#### [What you will do]
Filter these entries, keeping only lines that hold the word "name".

Stored data

((

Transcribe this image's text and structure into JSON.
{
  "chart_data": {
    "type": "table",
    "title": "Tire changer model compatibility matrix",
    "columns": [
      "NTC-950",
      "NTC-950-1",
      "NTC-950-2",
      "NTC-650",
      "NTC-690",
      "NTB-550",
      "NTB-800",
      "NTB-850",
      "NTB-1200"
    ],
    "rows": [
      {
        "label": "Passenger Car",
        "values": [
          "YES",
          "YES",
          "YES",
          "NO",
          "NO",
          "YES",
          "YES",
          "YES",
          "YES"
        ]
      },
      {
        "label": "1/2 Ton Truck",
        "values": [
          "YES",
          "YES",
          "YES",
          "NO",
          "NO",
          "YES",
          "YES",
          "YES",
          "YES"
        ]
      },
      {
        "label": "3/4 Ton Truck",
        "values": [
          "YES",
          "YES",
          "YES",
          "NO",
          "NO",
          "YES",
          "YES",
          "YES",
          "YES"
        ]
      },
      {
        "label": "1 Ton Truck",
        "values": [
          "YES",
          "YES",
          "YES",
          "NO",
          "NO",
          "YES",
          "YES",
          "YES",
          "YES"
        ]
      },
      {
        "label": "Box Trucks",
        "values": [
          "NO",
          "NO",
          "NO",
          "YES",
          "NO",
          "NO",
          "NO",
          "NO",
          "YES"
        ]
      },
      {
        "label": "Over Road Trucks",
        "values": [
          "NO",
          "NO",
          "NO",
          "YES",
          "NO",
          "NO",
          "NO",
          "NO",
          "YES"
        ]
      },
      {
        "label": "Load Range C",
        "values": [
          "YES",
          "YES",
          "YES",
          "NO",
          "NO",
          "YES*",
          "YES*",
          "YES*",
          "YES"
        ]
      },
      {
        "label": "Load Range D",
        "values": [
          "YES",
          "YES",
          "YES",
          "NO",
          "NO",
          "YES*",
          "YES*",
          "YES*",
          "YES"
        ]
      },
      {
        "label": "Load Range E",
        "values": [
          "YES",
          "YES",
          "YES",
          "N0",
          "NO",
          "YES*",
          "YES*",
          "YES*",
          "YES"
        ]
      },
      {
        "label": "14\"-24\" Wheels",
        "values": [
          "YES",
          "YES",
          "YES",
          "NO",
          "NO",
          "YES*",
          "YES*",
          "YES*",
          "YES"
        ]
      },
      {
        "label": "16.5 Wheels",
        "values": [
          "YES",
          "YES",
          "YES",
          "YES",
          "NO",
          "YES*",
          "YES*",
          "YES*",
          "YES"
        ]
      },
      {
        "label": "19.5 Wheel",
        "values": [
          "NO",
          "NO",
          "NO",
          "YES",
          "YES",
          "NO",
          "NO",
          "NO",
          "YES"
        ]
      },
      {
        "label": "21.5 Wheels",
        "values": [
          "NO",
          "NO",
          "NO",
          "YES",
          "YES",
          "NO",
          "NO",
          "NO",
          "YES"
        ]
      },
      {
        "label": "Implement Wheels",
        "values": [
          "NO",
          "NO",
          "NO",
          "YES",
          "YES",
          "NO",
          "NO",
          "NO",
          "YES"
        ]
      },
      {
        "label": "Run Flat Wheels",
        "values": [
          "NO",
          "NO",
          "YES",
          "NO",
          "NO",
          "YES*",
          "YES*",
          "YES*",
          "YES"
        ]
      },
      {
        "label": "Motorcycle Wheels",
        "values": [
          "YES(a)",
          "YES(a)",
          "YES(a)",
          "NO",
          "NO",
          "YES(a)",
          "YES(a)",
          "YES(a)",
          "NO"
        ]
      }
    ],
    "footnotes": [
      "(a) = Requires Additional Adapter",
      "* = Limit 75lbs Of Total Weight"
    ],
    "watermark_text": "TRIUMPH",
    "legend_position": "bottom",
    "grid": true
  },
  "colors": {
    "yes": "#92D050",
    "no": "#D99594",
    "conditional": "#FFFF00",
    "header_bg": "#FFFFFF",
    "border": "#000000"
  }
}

))
((

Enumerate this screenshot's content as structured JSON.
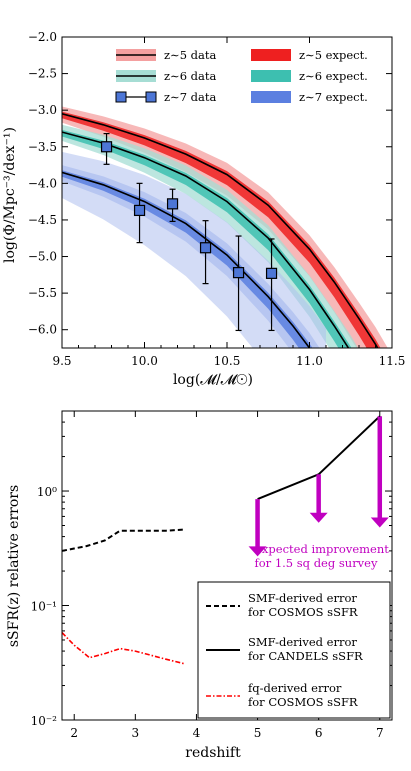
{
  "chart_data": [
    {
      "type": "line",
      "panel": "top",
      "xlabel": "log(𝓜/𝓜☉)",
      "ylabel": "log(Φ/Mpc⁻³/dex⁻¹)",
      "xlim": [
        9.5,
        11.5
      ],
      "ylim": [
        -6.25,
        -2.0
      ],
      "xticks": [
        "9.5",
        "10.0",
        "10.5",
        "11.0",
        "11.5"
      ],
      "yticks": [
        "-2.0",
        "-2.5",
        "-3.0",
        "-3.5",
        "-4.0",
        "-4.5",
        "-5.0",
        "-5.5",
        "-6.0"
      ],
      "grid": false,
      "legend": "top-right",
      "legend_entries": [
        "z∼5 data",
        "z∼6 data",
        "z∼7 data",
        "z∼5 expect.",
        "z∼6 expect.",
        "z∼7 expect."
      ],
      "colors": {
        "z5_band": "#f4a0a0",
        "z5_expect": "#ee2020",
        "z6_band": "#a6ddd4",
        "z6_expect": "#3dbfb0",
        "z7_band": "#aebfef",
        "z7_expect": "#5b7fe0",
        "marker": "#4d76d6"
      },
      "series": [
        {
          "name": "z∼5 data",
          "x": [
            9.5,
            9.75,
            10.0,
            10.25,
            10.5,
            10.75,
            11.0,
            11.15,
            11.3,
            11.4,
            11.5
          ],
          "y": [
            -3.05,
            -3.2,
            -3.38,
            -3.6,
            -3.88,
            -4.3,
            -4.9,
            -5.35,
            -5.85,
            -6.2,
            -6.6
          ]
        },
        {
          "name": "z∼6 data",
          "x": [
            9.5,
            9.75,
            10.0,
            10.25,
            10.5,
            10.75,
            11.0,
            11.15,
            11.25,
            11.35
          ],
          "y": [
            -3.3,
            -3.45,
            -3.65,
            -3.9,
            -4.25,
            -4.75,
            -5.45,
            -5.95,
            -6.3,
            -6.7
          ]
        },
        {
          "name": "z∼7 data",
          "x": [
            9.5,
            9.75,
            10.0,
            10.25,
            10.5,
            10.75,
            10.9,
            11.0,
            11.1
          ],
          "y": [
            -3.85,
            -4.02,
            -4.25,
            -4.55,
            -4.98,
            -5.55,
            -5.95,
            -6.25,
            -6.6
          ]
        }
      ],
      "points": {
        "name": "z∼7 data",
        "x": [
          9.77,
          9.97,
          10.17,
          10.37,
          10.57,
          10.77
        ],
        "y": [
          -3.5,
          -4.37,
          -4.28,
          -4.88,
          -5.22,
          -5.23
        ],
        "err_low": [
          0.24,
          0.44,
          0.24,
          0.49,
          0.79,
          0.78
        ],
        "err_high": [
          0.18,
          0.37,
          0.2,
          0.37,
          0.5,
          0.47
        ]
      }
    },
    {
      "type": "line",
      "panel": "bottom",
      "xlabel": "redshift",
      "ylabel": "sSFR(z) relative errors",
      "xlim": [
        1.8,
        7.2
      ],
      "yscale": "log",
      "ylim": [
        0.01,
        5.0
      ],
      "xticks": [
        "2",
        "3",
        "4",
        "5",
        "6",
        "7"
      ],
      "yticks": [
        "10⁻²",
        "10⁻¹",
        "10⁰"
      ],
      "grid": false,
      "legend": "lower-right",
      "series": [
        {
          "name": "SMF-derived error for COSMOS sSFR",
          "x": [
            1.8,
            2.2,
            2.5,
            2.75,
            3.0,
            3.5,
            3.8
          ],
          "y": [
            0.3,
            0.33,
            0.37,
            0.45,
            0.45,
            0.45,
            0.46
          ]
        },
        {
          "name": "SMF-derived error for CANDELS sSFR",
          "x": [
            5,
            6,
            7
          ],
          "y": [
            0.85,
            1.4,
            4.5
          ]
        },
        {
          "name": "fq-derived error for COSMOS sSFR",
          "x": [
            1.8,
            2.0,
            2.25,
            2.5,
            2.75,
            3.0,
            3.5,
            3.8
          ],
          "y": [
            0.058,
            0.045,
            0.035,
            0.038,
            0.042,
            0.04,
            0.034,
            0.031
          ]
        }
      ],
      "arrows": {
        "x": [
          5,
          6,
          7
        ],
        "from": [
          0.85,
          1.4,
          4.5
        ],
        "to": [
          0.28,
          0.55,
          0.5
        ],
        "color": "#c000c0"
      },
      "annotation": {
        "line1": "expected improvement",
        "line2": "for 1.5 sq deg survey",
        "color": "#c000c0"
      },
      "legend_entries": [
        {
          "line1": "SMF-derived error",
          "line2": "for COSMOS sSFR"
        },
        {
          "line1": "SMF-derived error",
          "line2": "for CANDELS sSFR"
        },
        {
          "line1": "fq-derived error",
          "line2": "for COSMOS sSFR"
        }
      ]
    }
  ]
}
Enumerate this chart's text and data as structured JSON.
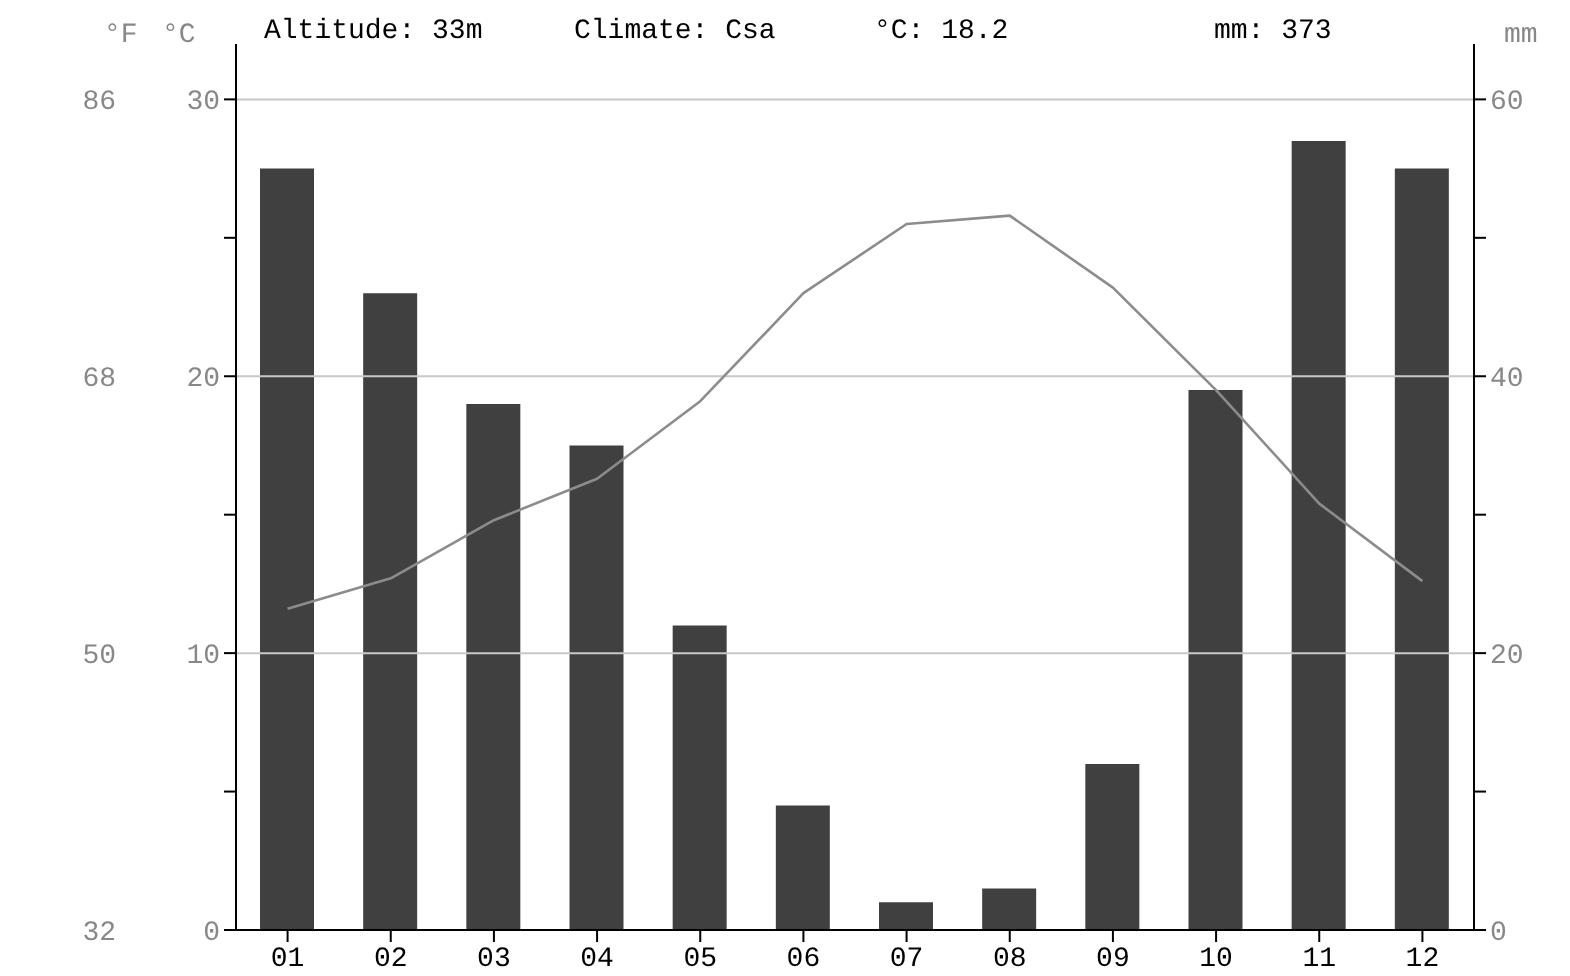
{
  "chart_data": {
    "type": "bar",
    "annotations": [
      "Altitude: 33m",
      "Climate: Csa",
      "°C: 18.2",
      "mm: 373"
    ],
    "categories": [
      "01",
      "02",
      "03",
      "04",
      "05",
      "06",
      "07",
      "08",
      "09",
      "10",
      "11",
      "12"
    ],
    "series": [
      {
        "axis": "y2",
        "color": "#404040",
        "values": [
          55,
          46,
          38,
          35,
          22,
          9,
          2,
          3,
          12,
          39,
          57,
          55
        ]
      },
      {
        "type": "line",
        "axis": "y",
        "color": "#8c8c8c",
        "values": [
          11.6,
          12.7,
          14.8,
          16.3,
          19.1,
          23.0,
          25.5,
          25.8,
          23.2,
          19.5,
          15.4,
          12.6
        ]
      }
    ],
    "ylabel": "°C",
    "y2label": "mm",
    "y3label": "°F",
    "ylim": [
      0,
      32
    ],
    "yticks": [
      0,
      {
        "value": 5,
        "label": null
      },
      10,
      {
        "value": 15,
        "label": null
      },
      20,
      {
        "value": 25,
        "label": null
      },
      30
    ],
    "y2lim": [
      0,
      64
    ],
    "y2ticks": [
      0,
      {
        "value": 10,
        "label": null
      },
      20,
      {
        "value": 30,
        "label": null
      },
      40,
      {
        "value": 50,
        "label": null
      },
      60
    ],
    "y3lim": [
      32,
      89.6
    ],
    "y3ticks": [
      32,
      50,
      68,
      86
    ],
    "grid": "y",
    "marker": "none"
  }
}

))

#### [Result of the task]
          "name": "z∼5 data",
          "name": "z∼6 data",
          "name": "z∼7 data",
        "name": "z∼7 data",
          "name": "SMF-derived error for COSMOS sSFR",
          "name": "SMF-derived error for CANDELS sSFR",
          "name": "fq-derived error for COSMOS sSFR",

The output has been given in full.